--- START ---
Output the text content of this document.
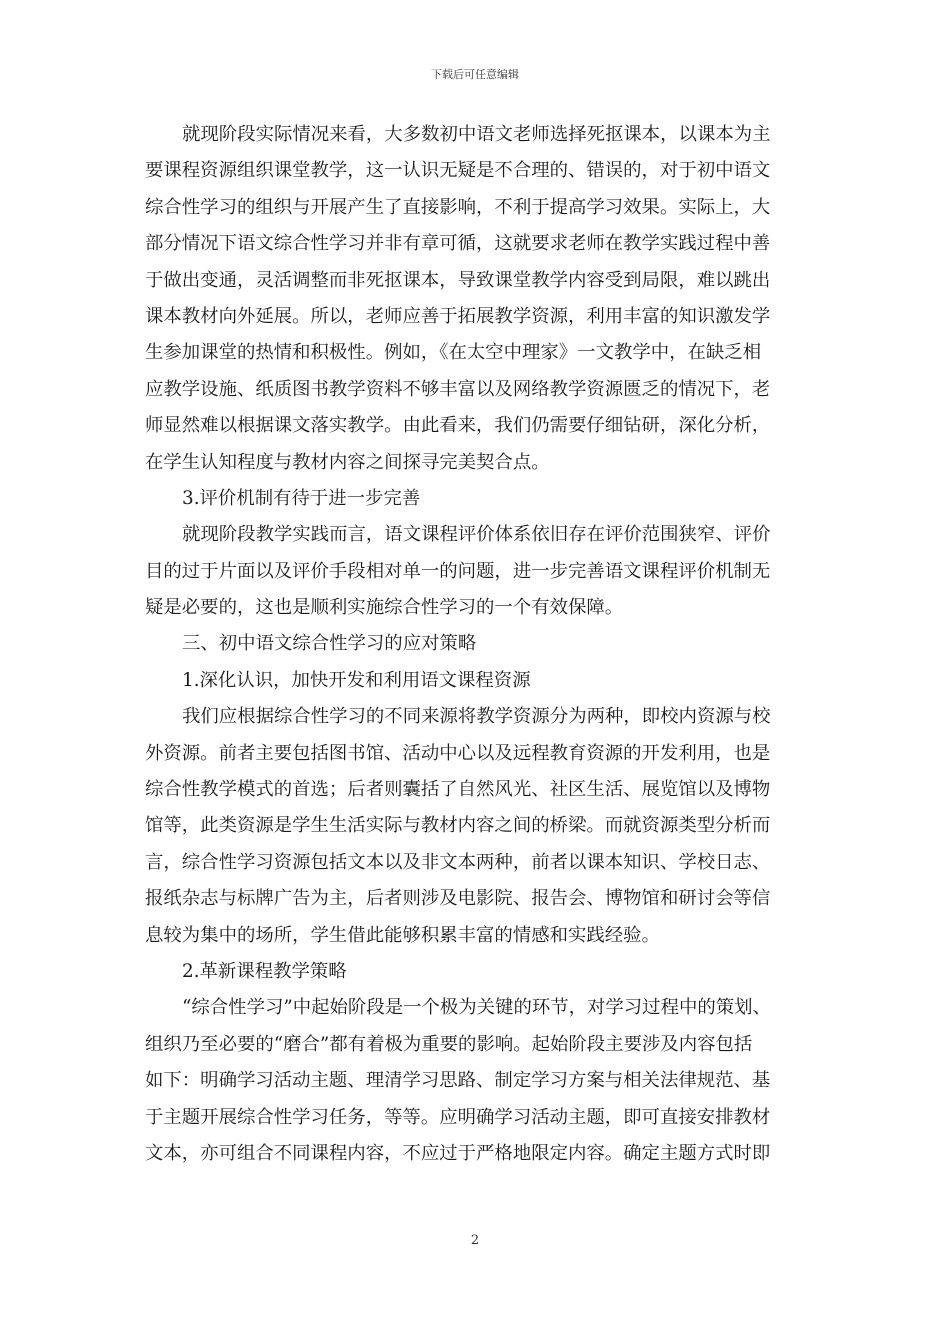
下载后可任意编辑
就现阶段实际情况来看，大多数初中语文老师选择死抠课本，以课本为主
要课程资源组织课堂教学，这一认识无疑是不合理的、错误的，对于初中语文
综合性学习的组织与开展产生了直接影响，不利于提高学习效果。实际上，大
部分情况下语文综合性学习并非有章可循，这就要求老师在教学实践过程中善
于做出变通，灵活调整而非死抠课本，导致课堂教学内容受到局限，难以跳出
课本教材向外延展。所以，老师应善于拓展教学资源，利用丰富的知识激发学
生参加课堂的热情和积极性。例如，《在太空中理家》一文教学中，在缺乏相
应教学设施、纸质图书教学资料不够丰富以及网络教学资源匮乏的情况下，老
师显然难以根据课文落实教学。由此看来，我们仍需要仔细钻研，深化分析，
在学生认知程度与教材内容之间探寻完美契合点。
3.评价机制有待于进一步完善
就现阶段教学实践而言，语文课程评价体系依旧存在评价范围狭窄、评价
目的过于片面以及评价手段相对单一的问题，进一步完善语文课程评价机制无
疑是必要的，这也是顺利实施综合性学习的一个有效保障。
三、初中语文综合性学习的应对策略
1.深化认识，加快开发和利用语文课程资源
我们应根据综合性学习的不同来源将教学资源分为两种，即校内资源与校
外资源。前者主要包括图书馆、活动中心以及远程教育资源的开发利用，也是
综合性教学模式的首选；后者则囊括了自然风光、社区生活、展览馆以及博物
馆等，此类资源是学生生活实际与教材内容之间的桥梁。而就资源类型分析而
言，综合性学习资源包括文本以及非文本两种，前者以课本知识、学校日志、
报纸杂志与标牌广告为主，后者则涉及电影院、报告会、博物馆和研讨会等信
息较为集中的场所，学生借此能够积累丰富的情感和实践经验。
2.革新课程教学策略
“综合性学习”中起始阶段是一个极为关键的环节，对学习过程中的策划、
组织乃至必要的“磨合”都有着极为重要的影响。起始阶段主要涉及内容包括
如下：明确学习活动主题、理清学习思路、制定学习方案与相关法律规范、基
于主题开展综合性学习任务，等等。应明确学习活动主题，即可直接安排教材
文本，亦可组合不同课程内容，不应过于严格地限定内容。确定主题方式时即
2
--- END ---
■ INSTRUCTIONS TO FOLLOW: Reproduce all the records verbatim, excluding images.

■ RIGHT ANSWER:
Output the text content of this document.
下载后可任意编辑
就现阶段实际情况来看，大多数初中语文老师选择死抠课本，以课本为主
要课程资源组织课堂教学，这一认识无疑是不合理的、错误的，对于初中语文
综合性学习的组织与开展产生了直接影响，不利于提高学习效果。实际上，大
部分情况下语文综合性学习并非有章可循，这就要求老师在教学实践过程中善
于做出变通，灵活调整而非死抠课本，导致课堂教学内容受到局限，难以跳出
课本教材向外延展。所以，老师应善于拓展教学资源，利用丰富的知识激发学
生参加课堂的热情和积极性。例如，《在太空中理家》一文教学中，在缺乏相
应教学设施、纸质图书教学资料不够丰富以及网络教学资源匮乏的情况下，老
师显然难以根据课文落实教学。由此看来，我们仍需要仔细钻研，深化分析，
在学生认知程度与教材内容之间探寻完美契合点。
3.评价机制有待于进一步完善
就现阶段教学实践而言，语文课程评价体系依旧存在评价范围狭窄、评价
目的过于片面以及评价手段相对单一的问题，进一步完善语文课程评价机制无
疑是必要的，这也是顺利实施综合性学习的一个有效保障。
三、初中语文综合性学习的应对策略
1.深化认识，加快开发和利用语文课程资源
我们应根据综合性学习的不同来源将教学资源分为两种，即校内资源与校
外资源。前者主要包括图书馆、活动中心以及远程教育资源的开发利用，也是
综合性教学模式的首选；后者则囊括了自然风光、社区生活、展览馆以及博物
馆等，此类资源是学生生活实际与教材内容之间的桥梁。而就资源类型分析而
言，综合性学习资源包括文本以及非文本两种，前者以课本知识、学校日志、
报纸杂志与标牌广告为主，后者则涉及电影院、报告会、博物馆和研讨会等信
息较为集中的场所，学生借此能够积累丰富的情感和实践经验。
2.革新课程教学策略
“综合性学习”中起始阶段是一个极为关键的环节，对学习过程中的策划、
组织乃至必要的“磨合”都有着极为重要的影响。起始阶段主要涉及内容包括
如下：明确学习活动主题、理清学习思路、制定学习方案与相关法律规范、基
于主题开展综合性学习任务，等等。应明确学习活动主题，即可直接安排教材
文本，亦可组合不同课程内容，不应过于严格地限定内容。确定主题方式时即
2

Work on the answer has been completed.